Entries from a dataset:
** Begin **

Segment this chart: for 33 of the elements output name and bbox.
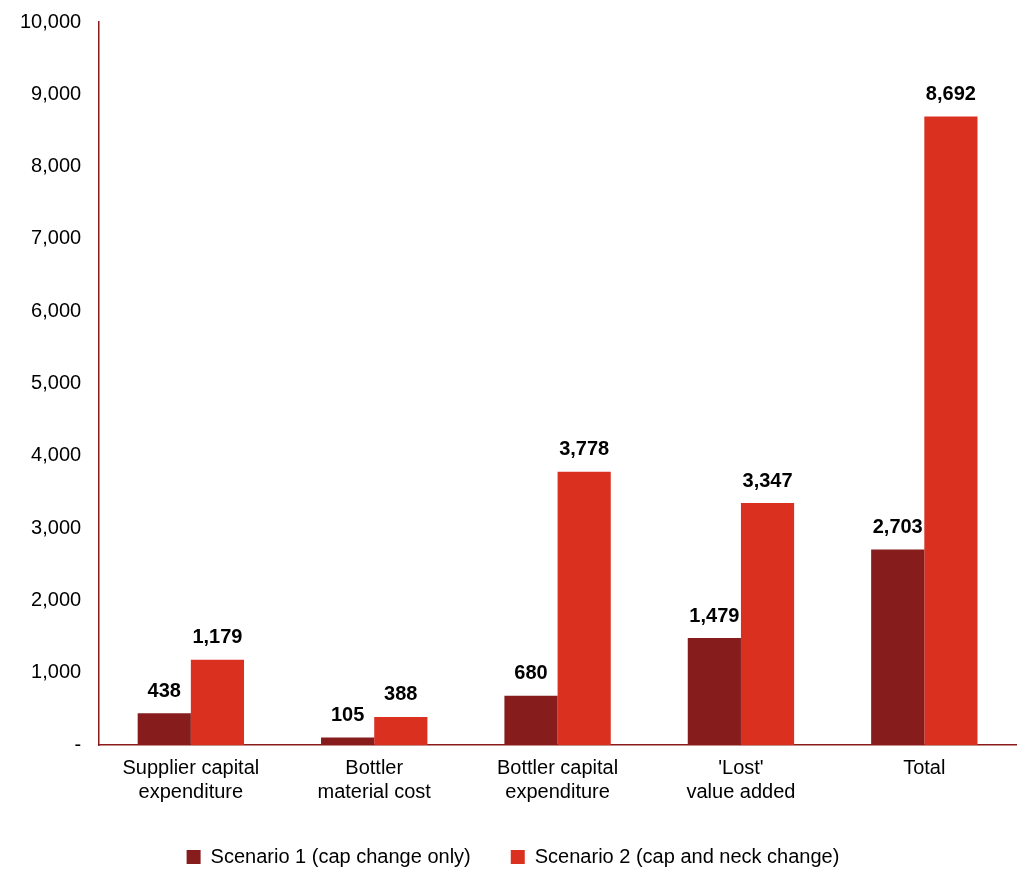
y-tick-label: 5,000 [31, 371, 82, 394]
y-tick-label: 2,000 [31, 587, 82, 610]
data-label: 8,692 [925, 82, 976, 105]
y-tick-label: 4,000 [31, 443, 82, 466]
data-label: 1,179 [192, 625, 243, 648]
bar [374, 716, 428, 745]
data-label: 2,703 [872, 515, 923, 538]
legend-label: Scenario 1 (cap change only) [210, 844, 471, 867]
y-tick-label: - [74, 732, 82, 755]
x-tick-label: Supplier capital expenditure [122, 755, 260, 802]
x-tick-label: Total [903, 755, 946, 778]
x-tick-label: Bottler material cost [317, 755, 432, 802]
bar [557, 471, 611, 745]
data-label: 3,778 [559, 437, 610, 460]
bar [924, 116, 978, 745]
data-label: 438 [147, 678, 181, 701]
data-label: 388 [384, 682, 418, 705]
y-tick-label: 8,000 [31, 154, 82, 177]
x-tick-label: 'Lost' value added [686, 755, 796, 802]
data-label: 3,347 [742, 468, 793, 491]
y-tick-label: 7,000 [31, 226, 82, 249]
data-label: 105 [330, 702, 365, 725]
y-tick-label: 1,000 [31, 660, 82, 683]
y-tick-label: 10,000 [20, 9, 82, 32]
legend-label: Scenario 2 (cap and neck change) [534, 844, 840, 867]
x-tick-label: Bottler capital expenditure [497, 755, 619, 802]
bar [190, 659, 245, 745]
bar [740, 503, 795, 745]
data-label: 1,479 [689, 603, 740, 626]
y-tick-label: 3,000 [31, 515, 82, 538]
data-label: 680 [514, 661, 548, 684]
y-tick-label: 6,000 [31, 298, 82, 321]
y-tick-label: 9,000 [31, 81, 82, 104]
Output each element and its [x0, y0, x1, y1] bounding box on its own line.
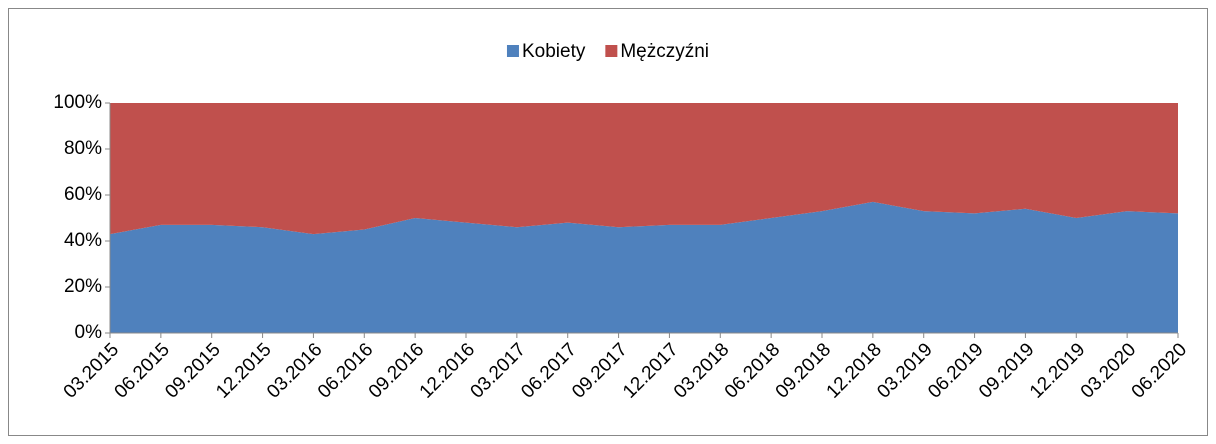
y-tick-label: 100% — [53, 92, 102, 113]
legend-swatch — [605, 45, 618, 57]
area — [110, 103, 1178, 235]
area — [110, 201, 1178, 333]
legend-label: Kobiety — [522, 41, 586, 62]
y-tick-label: 20% — [64, 276, 102, 297]
y-tick-label: 80% — [64, 138, 102, 159]
legend-label: Mężczyźni — [620, 41, 709, 62]
y-tick-label: 0% — [75, 322, 103, 343]
legend: Kobiety Mężczyźni — [506, 41, 709, 62]
y-tick-label: 60% — [64, 184, 102, 205]
y-tick-label: 40% — [64, 230, 102, 251]
legend-swatch — [506, 45, 519, 57]
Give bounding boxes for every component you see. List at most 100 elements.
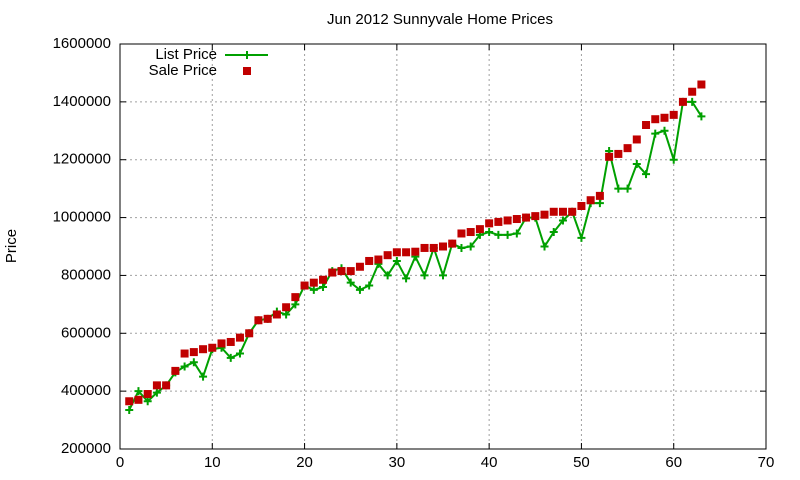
data-point bbox=[485, 228, 494, 237]
data-point bbox=[651, 115, 660, 124]
data-point bbox=[485, 219, 494, 228]
x-tick-label: 30 bbox=[389, 454, 406, 471]
data-point bbox=[402, 274, 411, 283]
data-point bbox=[512, 215, 521, 224]
y-tick-label: 800000 bbox=[61, 266, 111, 283]
x-tick-label: 70 bbox=[758, 454, 775, 471]
data-point bbox=[420, 243, 429, 252]
data-point bbox=[374, 255, 383, 264]
data-point bbox=[199, 372, 208, 381]
data-point bbox=[309, 285, 318, 294]
data-point bbox=[494, 230, 503, 239]
data-point bbox=[420, 271, 429, 280]
data-point bbox=[688, 97, 697, 106]
data-point bbox=[392, 248, 401, 257]
x-tick-label: 60 bbox=[665, 454, 682, 471]
data-point bbox=[291, 300, 300, 309]
data-point bbox=[642, 121, 651, 129]
data-point bbox=[642, 170, 651, 179]
data-point bbox=[429, 243, 438, 252]
data-point bbox=[697, 80, 706, 89]
data-point bbox=[134, 395, 143, 404]
data-point bbox=[466, 228, 475, 237]
data-point bbox=[632, 160, 641, 169]
data-point bbox=[328, 268, 337, 277]
data-point bbox=[171, 366, 180, 375]
data-point bbox=[457, 229, 466, 238]
legend-marker bbox=[243, 67, 251, 75]
y-tick-label: 600000 bbox=[61, 324, 111, 341]
data-point bbox=[439, 242, 447, 251]
data-point bbox=[152, 388, 161, 397]
legend-label: List Price bbox=[155, 46, 217, 63]
data-point bbox=[540, 242, 549, 251]
data-point bbox=[162, 381, 171, 390]
y-tick-label: 1600000 bbox=[53, 35, 111, 52]
data-point bbox=[568, 207, 577, 216]
data-point bbox=[254, 316, 263, 325]
data-point bbox=[208, 343, 217, 352]
data-point bbox=[531, 212, 540, 221]
data-point bbox=[503, 230, 512, 239]
x-tick-label: 20 bbox=[296, 454, 313, 471]
data-point bbox=[688, 87, 697, 96]
data-point bbox=[558, 216, 567, 225]
x-tick-label: 40 bbox=[481, 454, 498, 471]
data-point bbox=[614, 184, 623, 193]
y-tick-label: 200000 bbox=[61, 440, 111, 457]
y-tick-label: 400000 bbox=[61, 382, 111, 399]
data-point bbox=[623, 144, 632, 153]
x-tick-label: 50 bbox=[573, 454, 590, 471]
data-point bbox=[235, 349, 244, 358]
data-point bbox=[595, 199, 604, 208]
data-point bbox=[549, 228, 558, 237]
data-point bbox=[503, 216, 512, 225]
data-point bbox=[540, 210, 549, 219]
data-point bbox=[383, 251, 392, 260]
data-point bbox=[282, 303, 291, 312]
data-point bbox=[448, 239, 457, 248]
data-point bbox=[143, 390, 152, 399]
data-point bbox=[189, 358, 198, 367]
data-point bbox=[226, 337, 235, 346]
data-point bbox=[365, 256, 374, 265]
data-point bbox=[125, 397, 134, 406]
data-point bbox=[595, 191, 604, 200]
data-point bbox=[660, 126, 669, 135]
data-point bbox=[383, 271, 392, 280]
data-point bbox=[411, 247, 420, 256]
legend-label: Sale Price bbox=[149, 62, 217, 79]
data-point bbox=[143, 397, 152, 406]
data-point bbox=[632, 135, 641, 144]
data-point bbox=[457, 243, 466, 252]
data-point bbox=[245, 329, 254, 338]
data-point bbox=[577, 202, 586, 210]
data-point bbox=[180, 362, 189, 371]
data-point bbox=[355, 262, 364, 271]
data-point bbox=[623, 184, 632, 193]
data-point bbox=[577, 233, 586, 242]
y-tick-label: 1400000 bbox=[53, 93, 111, 110]
data-point bbox=[402, 248, 411, 257]
data-point bbox=[300, 281, 309, 290]
data-point bbox=[180, 349, 189, 358]
data-point bbox=[226, 353, 235, 362]
data-point bbox=[263, 314, 272, 323]
data-point bbox=[365, 281, 374, 290]
data-point bbox=[669, 110, 678, 119]
data-point bbox=[235, 333, 244, 342]
chart-title: Jun 2012 Sunnyvale Home Prices bbox=[327, 11, 553, 28]
data-point bbox=[134, 387, 143, 396]
data-point bbox=[309, 278, 318, 287]
data-point bbox=[522, 213, 531, 222]
data-point bbox=[337, 267, 346, 276]
data-point bbox=[651, 129, 660, 138]
x-tick-label: 0 bbox=[116, 454, 124, 471]
plot-border bbox=[119, 43, 767, 450]
y-tick-label: 1000000 bbox=[53, 209, 111, 226]
data-point bbox=[392, 256, 401, 265]
data-point bbox=[189, 348, 198, 357]
x-tick-label: 10 bbox=[204, 454, 221, 471]
data-point bbox=[494, 217, 503, 226]
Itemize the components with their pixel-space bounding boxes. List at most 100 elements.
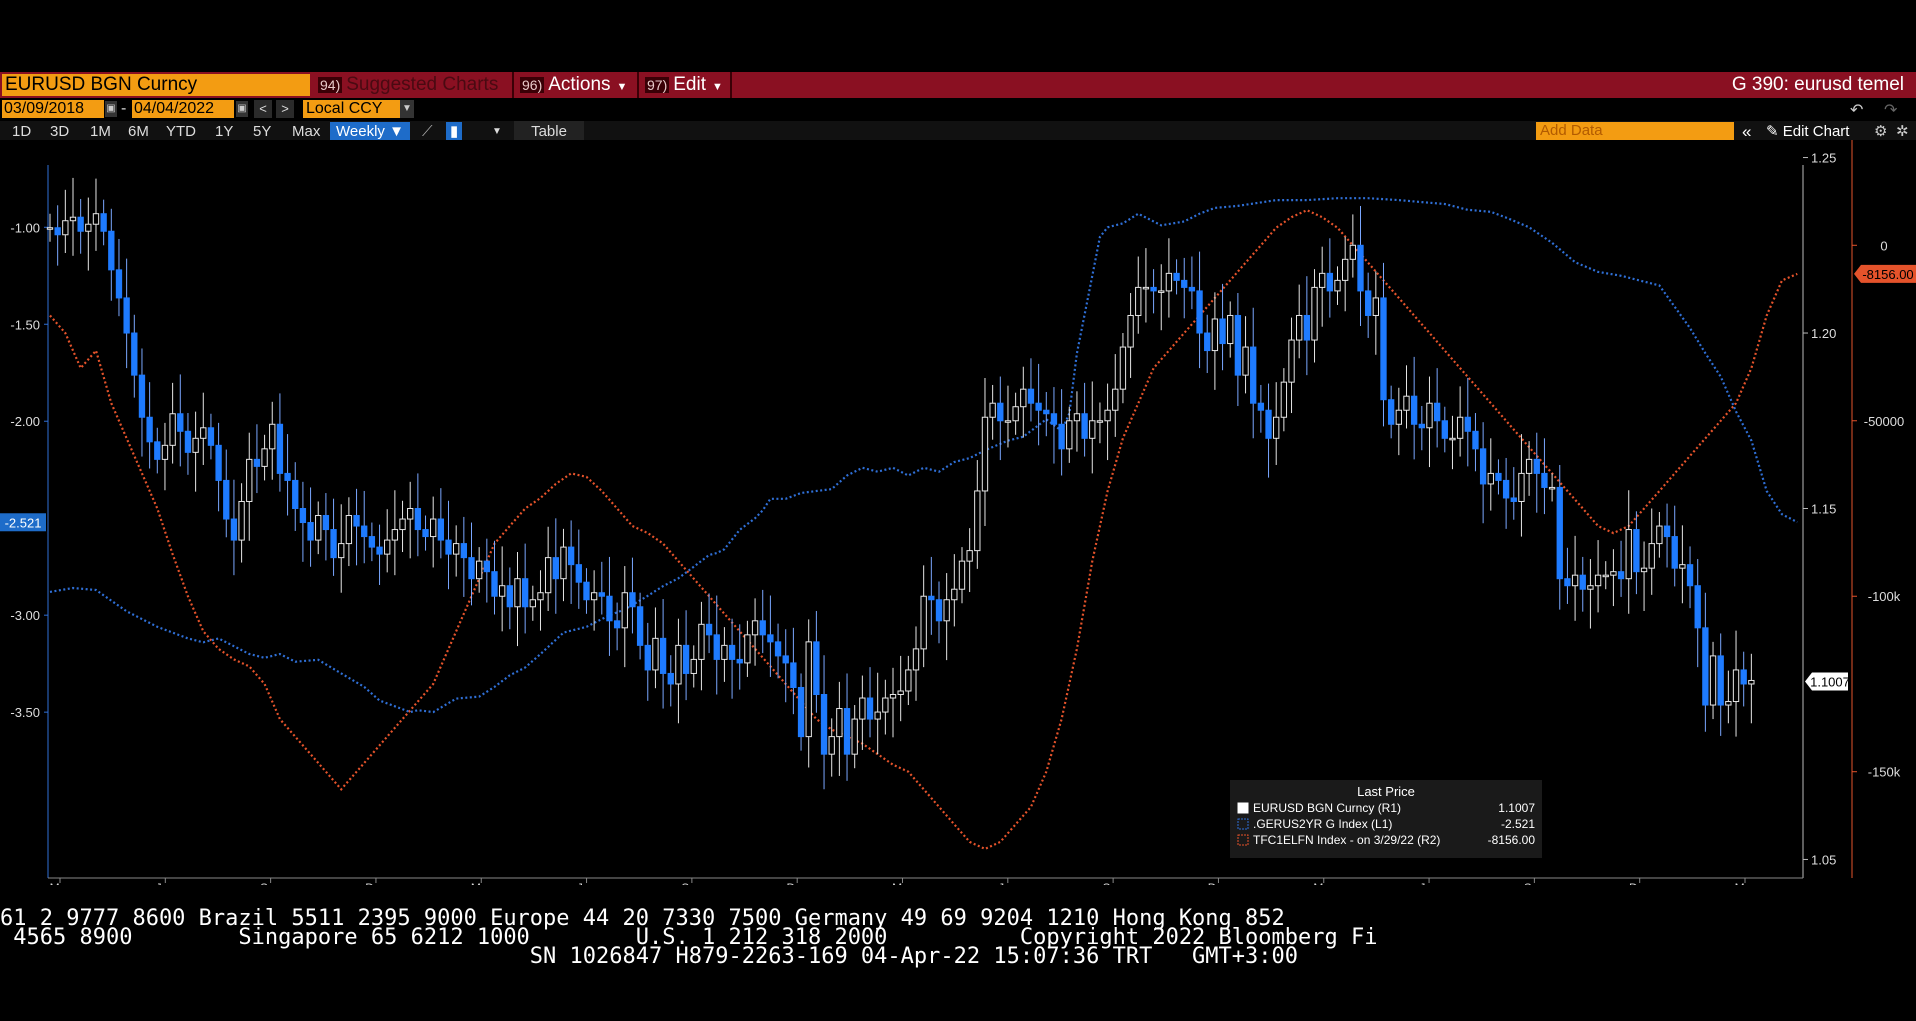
security-input[interactable]: EURUSD BGN Curncy	[2, 74, 310, 96]
edit-menu-button[interactable]: 97) Edit ▼	[645, 74, 723, 96]
candle-body	[368, 536, 376, 548]
candle-body	[1479, 448, 1487, 485]
candle-body	[1740, 669, 1747, 685]
candle-body	[1150, 286, 1157, 292]
calendar-icon[interactable]: ▣	[236, 101, 248, 117]
toolbar-divider	[637, 72, 639, 98]
candle-body	[1487, 472, 1494, 485]
candle-body	[1709, 655, 1717, 706]
start-date-input[interactable]: 03/09/2018	[2, 100, 104, 118]
frequency-select[interactable]: Weekly ▼	[330, 122, 410, 142]
table-button[interactable]: Table	[514, 121, 584, 143]
candle-body	[1686, 564, 1694, 587]
candle-body	[1380, 297, 1387, 401]
candle-body	[797, 686, 805, 738]
period-6m-button[interactable]: 6M	[128, 123, 149, 140]
eurusd-marker-text: 1.1007	[1810, 675, 1850, 690]
left-tick-label: -2.00	[10, 414, 40, 429]
x-tick-label: Mar	[892, 881, 913, 885]
candle-body	[1004, 420, 1012, 423]
gear-icon[interactable]: ✲	[1896, 123, 1909, 140]
undo-icon[interactable]: ↶	[1850, 102, 1864, 119]
currency-select[interactable]: Local CCY	[303, 100, 413, 118]
right1-tick-label: 1.15	[1811, 502, 1836, 517]
candle-body	[1364, 290, 1372, 316]
chevron-down-icon[interactable]: ▼	[492, 126, 502, 137]
period-1d-button[interactable]: 1D	[12, 123, 32, 140]
candle-body	[69, 216, 77, 222]
right2-tick-label: 0	[1880, 238, 1887, 253]
candle-body	[123, 297, 130, 334]
candle-body	[1265, 409, 1272, 439]
candle-body	[460, 543, 468, 559]
gerus2yr-marker-text: -2.521	[5, 515, 42, 530]
chart-code-label: G 390: eurusd temel	[1731, 74, 1904, 95]
line-chart-icon[interactable]: ⟋	[422, 123, 433, 140]
candle-body	[468, 557, 475, 580]
legend-box	[1230, 780, 1542, 858]
candle-body	[1702, 627, 1709, 706]
settings-icon[interactable]: ⚙	[1874, 123, 1888, 140]
candle-body	[1495, 472, 1502, 481]
candlestick-icon[interactable]: ▮	[446, 122, 463, 142]
x-tick-label: Mar	[1313, 881, 1334, 885]
candle-body	[590, 592, 598, 601]
x-tick-label: Dec	[365, 881, 386, 885]
candle-body	[1234, 314, 1242, 376]
candle-body	[1372, 297, 1380, 316]
period-5y-button[interactable]: 5Y	[253, 123, 272, 140]
candle-body	[1319, 272, 1326, 288]
edit-chart-button[interactable]: ✎ Edit Chart	[1766, 122, 1849, 142]
redo-icon[interactable]: ↷	[1884, 102, 1898, 119]
legend-item-name: TFC1ELFN Index - on 3/29/22 (R2)	[1253, 833, 1440, 847]
eurusd-marker-box	[1805, 672, 1848, 691]
period-ytd-button[interactable]: YTD	[166, 123, 196, 140]
candle-body	[1096, 420, 1104, 423]
candle-body	[851, 718, 858, 755]
candle-body	[230, 518, 238, 541]
next-period-icon[interactable]: >	[276, 100, 294, 118]
chevron-down-icon[interactable]: ▼	[400, 100, 414, 118]
candle-body	[575, 564, 582, 583]
candle-body	[445, 539, 452, 555]
candle-body	[1602, 574, 1609, 578]
candle-body	[361, 525, 368, 538]
candle-body	[100, 213, 107, 232]
eurusd-candles	[46, 177, 1755, 790]
right1-tick-label: 1.20	[1811, 326, 1836, 341]
actions-menu-button[interactable]: 96) Actions ▼	[520, 74, 627, 96]
period-max-button[interactable]: Max	[292, 123, 321, 140]
chevron-down-icon: ▼	[616, 81, 628, 93]
candle-body	[897, 690, 904, 696]
candle-body	[1648, 543, 1655, 569]
right1-tick-label: 1.25	[1811, 151, 1836, 166]
candle-body	[889, 694, 897, 699]
period-3d-button[interactable]: 3D	[50, 123, 70, 140]
candle-body	[1725, 701, 1732, 706]
x-tick-label: Dec	[1629, 881, 1650, 885]
candle-body	[928, 595, 935, 601]
candle-body	[238, 500, 245, 541]
period-1y-button[interactable]: 1Y	[215, 123, 234, 140]
candle-body	[905, 669, 912, 692]
candle-body	[552, 557, 559, 580]
candle-body	[246, 458, 253, 502]
candle-body	[859, 697, 866, 720]
end-date-input[interactable]: 04/04/2022	[132, 100, 234, 118]
gerus2yr-series	[49, 197, 1798, 714]
add-data-input[interactable]: Add Data	[1536, 122, 1734, 140]
suggested-charts-button[interactable]: 94) Suggested Charts	[318, 74, 498, 96]
legend-item-name: EURUSD BGN Curncy (R1)	[1253, 801, 1401, 815]
calendar-icon[interactable]: ▣	[105, 101, 117, 117]
prev-period-icon[interactable]: <	[254, 100, 272, 118]
candle-body	[1548, 486, 1556, 490]
candle-body	[583, 581, 590, 601]
candle-body	[866, 697, 874, 720]
period-1m-button[interactable]: 1M	[90, 123, 111, 140]
candle-body	[690, 658, 697, 674]
collapse-icon[interactable]: «	[1742, 122, 1752, 141]
candle-body	[498, 585, 506, 597]
candle-body	[1303, 314, 1311, 341]
price-chart[interactable]: -1.00 -1.50 -2.00 -3.00 -3.50 1.25 1.20 1.15 1.0…	[0, 140, 1916, 885]
candle-body	[292, 479, 299, 509]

** End **

Short problem> Update the data from the line with "y-tick-label: 5,000 [31, 371, 82, 394]" up to and including the line with "data-label: 3,347 [742, 468, 793, 491]" by replacing "data-label" with "value-label" and changing nothing else. Return only those lines.

Complete answer>
y-tick-label: 5,000 [31, 371, 82, 394]
y-tick-label: 2,000 [31, 587, 82, 610]
value-label: 8,692 [925, 82, 976, 105]
y-tick-label: 4,000 [31, 443, 82, 466]
value-label: 1,179 [192, 625, 243, 648]
bar [374, 716, 428, 745]
value-label: 2,703 [872, 515, 923, 538]
legend-label: Scenario 1 (cap change only) [210, 844, 471, 867]
y-tick-label: - [74, 732, 82, 755]
x-tick-label: Supplier capital expenditure [122, 755, 260, 802]
x-tick-label: Total [903, 755, 946, 778]
x-tick-label: Bottler material cost [317, 755, 432, 802]
bar [557, 471, 611, 745]
value-label: 3,778 [559, 437, 610, 460]
bar [924, 116, 978, 745]
value-label: 438 [147, 678, 181, 701]
value-label: 388 [384, 682, 418, 705]
y-tick-label: 8,000 [31, 154, 82, 177]
x-tick-label: 'Lost' value added [686, 755, 796, 802]
value-label: 3,347 [742, 468, 793, 491]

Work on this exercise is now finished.